### What to work on
Repeat each entry word for word. Leave any images out of the copy.

### Listed entries
_ _ _

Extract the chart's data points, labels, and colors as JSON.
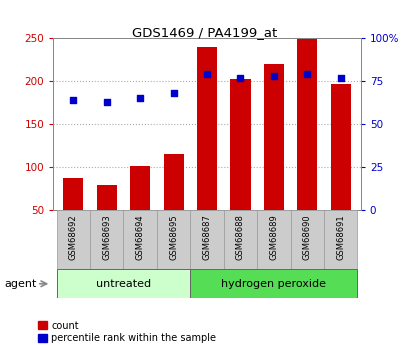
{
  "title": "GDS1469 / PA4199_at",
  "samples": [
    "GSM68692",
    "GSM68693",
    "GSM68694",
    "GSM68695",
    "GSM68687",
    "GSM68688",
    "GSM68689",
    "GSM68690",
    "GSM68691"
  ],
  "counts": [
    88,
    80,
    101,
    116,
    240,
    202,
    220,
    249,
    197
  ],
  "percentiles": [
    64,
    63,
    65,
    68,
    79,
    77,
    78,
    79,
    77
  ],
  "groups": [
    {
      "label": "untreated",
      "start": 0,
      "end": 4
    },
    {
      "label": "hydrogen peroxide",
      "start": 4,
      "end": 9
    }
  ],
  "bar_color": "#cc0000",
  "dot_color": "#0000cc",
  "left_axis_color": "#cc0000",
  "right_axis_color": "#0000cc",
  "ylim_left": [
    50,
    250
  ],
  "ylim_right": [
    0,
    100
  ],
  "yticks_left": [
    50,
    100,
    150,
    200,
    250
  ],
  "yticks_right": [
    0,
    25,
    50,
    75,
    100
  ],
  "grid_color": "#aaaaaa",
  "bg_color": "#ffffff",
  "plot_bg": "#ffffff",
  "group_bg_untreated": "#ccffcc",
  "group_bg_peroxide": "#55dd55",
  "sample_bg": "#cccccc",
  "agent_label": "agent",
  "legend_count": "count",
  "legend_percentile": "percentile rank within the sample"
}
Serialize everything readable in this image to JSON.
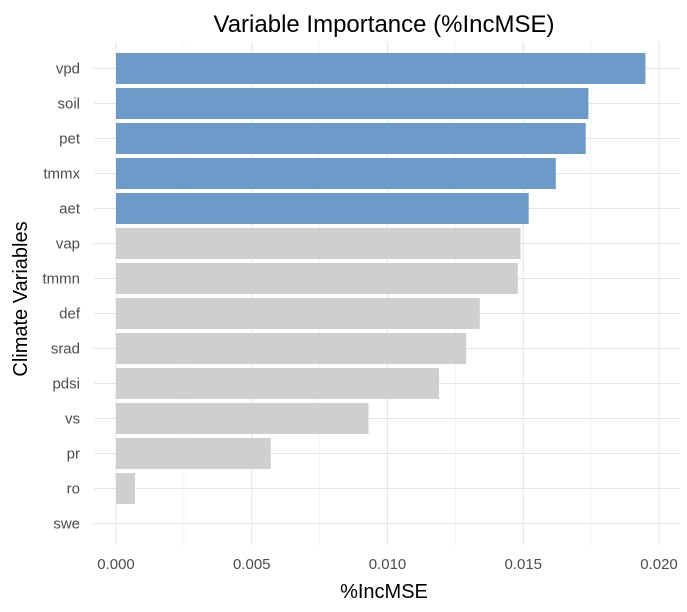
{
  "chart_data": {
    "type": "bar",
    "orientation": "horizontal",
    "title": "Variable Importance (%IncMSE)",
    "xlabel": "%IncMSE",
    "ylabel": "Climate Variables",
    "xlim": [
      0,
      0.02
    ],
    "x_ticks": [
      "0.000",
      "0.005",
      "0.010",
      "0.015",
      "0.020"
    ],
    "x_tick_values": [
      0,
      0.005,
      0.01,
      0.015,
      0.02
    ],
    "categories": [
      "vpd",
      "soil",
      "pet",
      "tmmx",
      "aet",
      "vap",
      "tmmn",
      "def",
      "srad",
      "pdsi",
      "vs",
      "pr",
      "ro",
      "swe"
    ],
    "values": [
      0.0195,
      0.0174,
      0.0173,
      0.0162,
      0.0152,
      0.0149,
      0.0148,
      0.0134,
      0.0129,
      0.0119,
      0.0093,
      0.0057,
      0.0007,
      0
    ],
    "highlighted": [
      true,
      true,
      true,
      true,
      true,
      false,
      false,
      false,
      false,
      false,
      false,
      false,
      false,
      false
    ],
    "colors": {
      "highlight": "#6c9bc9",
      "other": "#cfcfcf"
    },
    "grid": true,
    "legend": "none"
  }
}
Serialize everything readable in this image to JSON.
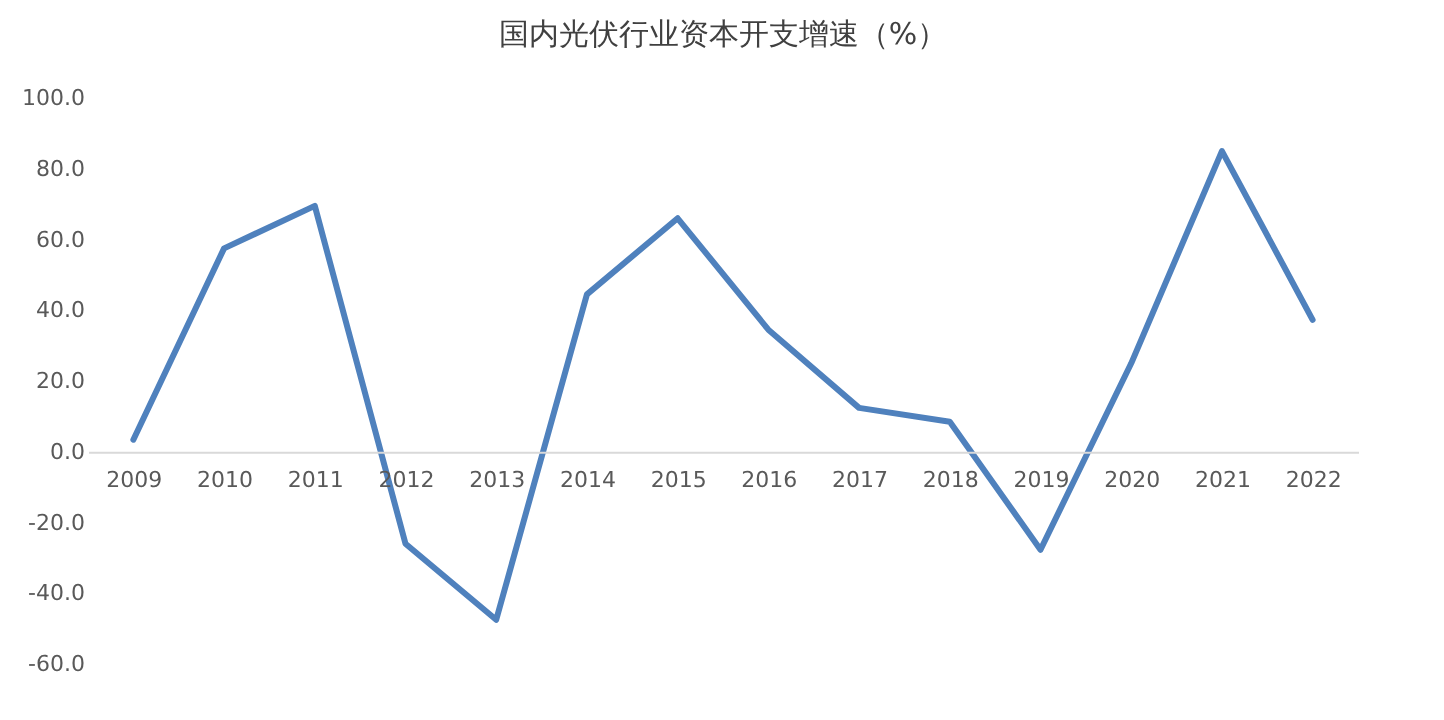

_ _ _

### Written solution
Extract the chart's data points, labels, and colors as JSON.
{
  "title": "GDS1469 / PA4199_at",
  "samples": [
    "GSM68692",
    "GSM68693",
    "GSM68694",
    "GSM68695",
    "GSM68687",
    "GSM68688",
    "GSM68689",
    "GSM68690",
    "GSM68691"
  ],
  "counts": [
    88,
    80,
    101,
    116,
    240,
    202,
    220,
    249,
    197
  ],
  "percentiles": [
    64,
    63,
    65,
    68,
    79,
    77,
    78,
    79,
    77
  ],
  "groups": [
    {
      "label": "untreated",
      "start": 0,
      "end": 4
    },
    {
      "label": "hydrogen peroxide",
      "start": 4,
      "end": 9
    }
  ],
  "bar_color": "#cc0000",
  "dot_color": "#0000cc",
  "left_axis_color": "#cc0000",
  "right_axis_color": "#0000cc",
  "ylim_left": [
    50,
    250
  ],
  "ylim_right": [
    0,
    100
  ],
  "yticks_left": [
    50,
    100,
    150,
    200,
    250
  ],
  "yticks_right": [
    0,
    25,
    50,
    75,
    100
  ],
  "grid_color": "#aaaaaa",
  "bg_color": "#ffffff",
  "plot_bg": "#ffffff",
  "group_bg_untreated": "#ccffcc",
  "group_bg_peroxide": "#55dd55",
  "sample_bg": "#cccccc",
  "agent_label": "agent",
  "legend_count": "count",
  "legend_percentile": "percentile rank within the sample"
}
Serialize everything readable in this image to JSON.
{
  "chart_data": {
    "type": "bar",
    "orientation": "horizontal",
    "title": "Variable Importance (%IncMSE)",
    "xlabel": "%IncMSE",
    "ylabel": "Climate Variables",
    "xlim": [
      0,
      0.02
    ],
    "x_ticks": [
      "0.000",
      "0.005",
      "0.010",
      "0.015",
      "0.020"
    ],
    "x_tick_values": [
      0,
      0.005,
      0.01,
      0.015,
      0.02
    ],
    "categories": [
      "vpd",
      "soil",
      "pet",
      "tmmx",
      "aet",
      "vap",
      "tmmn",
      "def",
      "srad",
      "pdsi",
      "vs",
      "pr",
      "ro",
      "swe"
    ],
    "values": [
      0.0195,
      0.0174,
      0.0173,
      0.0162,
      0.0152,
      0.0149,
      0.0148,
      0.0134,
      0.0129,
      0.0119,
      0.0093,
      0.0057,
      0.0007,
      0
    ],
    "highlighted": [
      true,
      true,
      true,
      true,
      true,
      false,
      false,
      false,
      false,
      false,
      false,
      false,
      false,
      false
    ],
    "colors": {
      "highlight": "#6c9bc9",
      "other": "#cfcfcf"
    },
    "grid": true,
    "legend": "none"
  }
}
Serialize everything readable in this image to JSON.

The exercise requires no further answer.